» Text block:
========

It helps that brothers Ray and Mark Pung are electrical engineers; their zealous attention to detail and penchant for inspection results in homes that are buttoned up tight. “Our goal is to make sure we are properly inspecting our jobs and that all subs are meeting our high level of expectation,” Ray explains.
Just as important as staying on the details is making sure the green products they use will perform as promised. “We set out specs that we have to hit, and the biggest thing in such a tight house was considering types of insulation. Our was to not just take what the manufacturer claims. Because you don’t know what their baseline was for that claim. Was it slapped up or a quality job? We make sure we’re verifying our results in the field and making sure we can get good results that are in the best interest of customer.”
Insulation is one area where Ray thinks fieldwork and education can result in a superior practice. “It’s not always the most expensive option you have to use,” he says. “You’re told you have to do SIPS, you have to do spray foam, you have to spend all this money. Let’s not spend big bucks on technology, which are great in and of themselves, but that’s not for every situation.” This house was built for about $130 a square foot total.
For example, in this particular 2,856-square-foot house in Rockford, Mich., the team insulated the roof with spray foam in the penetrations, put 1” rigid foam around the can lights then sealed them with foam, and also sprayed all the divider walls. Then, they used cellulose for the rest of the job. “We used spray foam in targeted areas and less expensive cellulose to get the R-value. It’s a matter of thinking of the house as a system. Foam is great for air sealing but it is the same R-value as cellulose. Cellulose doesn’t stop air flow but is a good insulation once you’ve stopped the air with foam.”

========

» Data provided:
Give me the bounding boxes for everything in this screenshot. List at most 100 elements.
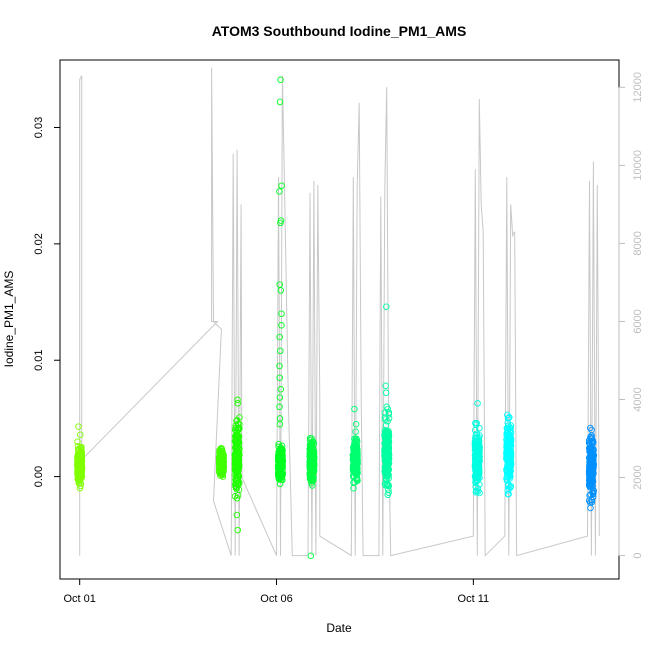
data-point: [234, 480, 242, 487]
data-point-outlier: [307, 552, 315, 559]
data-point-outlier: [588, 498, 596, 506]
y-axis-left: 0.00 0.01 0.02 0.03: [33, 117, 61, 487]
y2-tick-label: 10000: [632, 150, 644, 181]
data-point: [472, 467, 479, 475]
data-point: [588, 496, 595, 504]
data-point: [308, 442, 315, 450]
data-point: [309, 464, 317, 471]
data-point: [275, 457, 283, 465]
data-point: [472, 472, 479, 479]
data-point: [507, 459, 515, 467]
data-point: [475, 459, 483, 466]
data-point: [306, 453, 314, 460]
y-tick-label: 0.03: [33, 117, 45, 138]
data-point-outlier: [277, 76, 284, 84]
data-point: [382, 446, 389, 453]
y-axis-label: Iodine_PM1_AMS: [2, 271, 16, 368]
data-point: [586, 445, 593, 453]
data-point: [309, 453, 317, 460]
data-point-outlier: [276, 374, 283, 381]
data-point: [471, 438, 479, 446]
data-point-outlier: [384, 405, 391, 413]
data-point: [233, 468, 241, 476]
data-point: [473, 444, 480, 452]
data-point-outlier: [276, 394, 284, 401]
data-point: [472, 432, 479, 439]
y2-tick-label: 12000: [632, 72, 644, 103]
data-point: [385, 482, 393, 490]
data-point: [382, 422, 390, 429]
data-point: [216, 461, 223, 468]
data-point-outlier: [276, 333, 283, 341]
data-point: [74, 475, 81, 483]
plot-frame: [59, 59, 620, 580]
data-point: [588, 468, 596, 475]
x-axis-label: Date: [326, 621, 352, 635]
data-point: [586, 441, 594, 448]
line-series-layer: [79, 67, 600, 557]
data-point-outlier: [382, 382, 389, 390]
data-point: [353, 438, 361, 445]
data-point: [353, 474, 361, 481]
data-point-outlier: [382, 389, 390, 397]
data-point: [307, 473, 314, 480]
data-point: [217, 467, 225, 474]
data-point: [589, 451, 597, 458]
data-point: [278, 442, 286, 450]
point-cluster: [585, 424, 598, 512]
data-point-outlier: [504, 415, 512, 422]
data-point: [219, 449, 227, 457]
data-point: [503, 454, 511, 461]
y-tick-label: 0.00: [33, 466, 45, 487]
y2-tick-label: 8000: [632, 231, 644, 255]
point-cluster: [231, 396, 243, 534]
data-point: [473, 430, 481, 437]
point-cluster: [74, 423, 86, 492]
data-point: [350, 484, 357, 492]
data-point-outlier: [351, 405, 358, 413]
point-cluster: [215, 444, 227, 480]
data-point: [232, 425, 239, 432]
data-point-outlier: [276, 403, 283, 411]
data-point: [231, 493, 239, 500]
data-point-outlier: [278, 182, 285, 189]
data-point: [586, 437, 593, 444]
data-point: [231, 451, 239, 459]
data-point: [506, 435, 513, 442]
data-point: [74, 438, 81, 445]
data-point: [382, 462, 390, 470]
point-cluster: [274, 76, 287, 488]
data-point: [586, 475, 593, 482]
x-tick-label: Oct 06: [260, 593, 292, 605]
data-point: [385, 471, 392, 479]
data-point: [76, 452, 83, 460]
chart-title: ATOM3 Southbound Iodine_PM1_AMS: [212, 23, 467, 39]
data-point: [473, 476, 480, 483]
data-point: [77, 453, 84, 461]
data-point: [506, 467, 514, 475]
data-point: [383, 463, 391, 471]
point-cluster: [381, 303, 393, 499]
data-point: [384, 472, 392, 480]
data-point-outlier: [473, 419, 480, 427]
data-point: [236, 414, 243, 421]
data-point-outlier: [278, 322, 285, 329]
data-point-outlier: [276, 98, 284, 106]
data-point: [385, 432, 393, 439]
data-point: [475, 466, 483, 473]
data-point: [476, 489, 483, 497]
data-point: [351, 466, 359, 474]
data-point-outlier: [77, 431, 84, 438]
y2-tick-label: 2000: [632, 465, 644, 489]
point-cluster: [349, 405, 361, 492]
data-point-outlier: [234, 400, 242, 407]
point-cluster: [503, 411, 515, 498]
data-point: [232, 464, 240, 471]
data-point: [234, 473, 242, 480]
data-point-outlier: [234, 396, 241, 404]
data-point-outlier: [75, 423, 82, 430]
data-point: [586, 482, 593, 490]
data-point-outlier: [276, 420, 284, 428]
data-point: [507, 444, 514, 452]
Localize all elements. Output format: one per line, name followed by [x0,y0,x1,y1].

========

» Request A: Repeat the passage on the Pung brothers' home insulation verbatim, from "Insulation is one" to "square foot total.".
» Request B: Continue the article about the Pung brothers' insulation approach, picking up after its final sentence.

» Written response A:
Insulation is one area where Ray thinks fieldwork and education can result in a superior practice. “It’s not always the most expensive option you have to use,” he says. “You’re told you have to do SIPS, you have to do spray foam, you have to spend all this money. Let’s not spend big bucks on technology, which are great in and of themselves, but that’s not for every situation.” This house was built for about $130 a square foot total.

» Written response B:
The Pung-owner team opted for a geothermal heat pump for this project, but only because of the tax credits. “With the 30% tax credit [on an approximately $24,500] it is only a couple thousand more than a high-efficiency natural gas furnace.” The geothermal system with a Desuperheater, also provides 70% of the home’s domestic hot water needs. “In the summer, a lower cost electric hot water heater kicks in. That heater is the storage tank for the Desuperheater.”
The value engineering the Pungs do on each house takes more work, but saves money for their customers. “If it was me, I would appreciate my builder being stewards of our money and not just using expensive materials in a shotgun approach.”
• Foundation: R-22 Insulating Concrete Form basement + modified frost-protected shallow foundation
• Wall Construction: 2x4 at 16" o.c.
• Wall Insulation: R-15 open cell foam + R-5 XPS exterior foam
• Rim Joist Insulation: R-15 open cell foam + R-5 XPS exterior foam
• Roof Construction: Trusses at 24" o.c.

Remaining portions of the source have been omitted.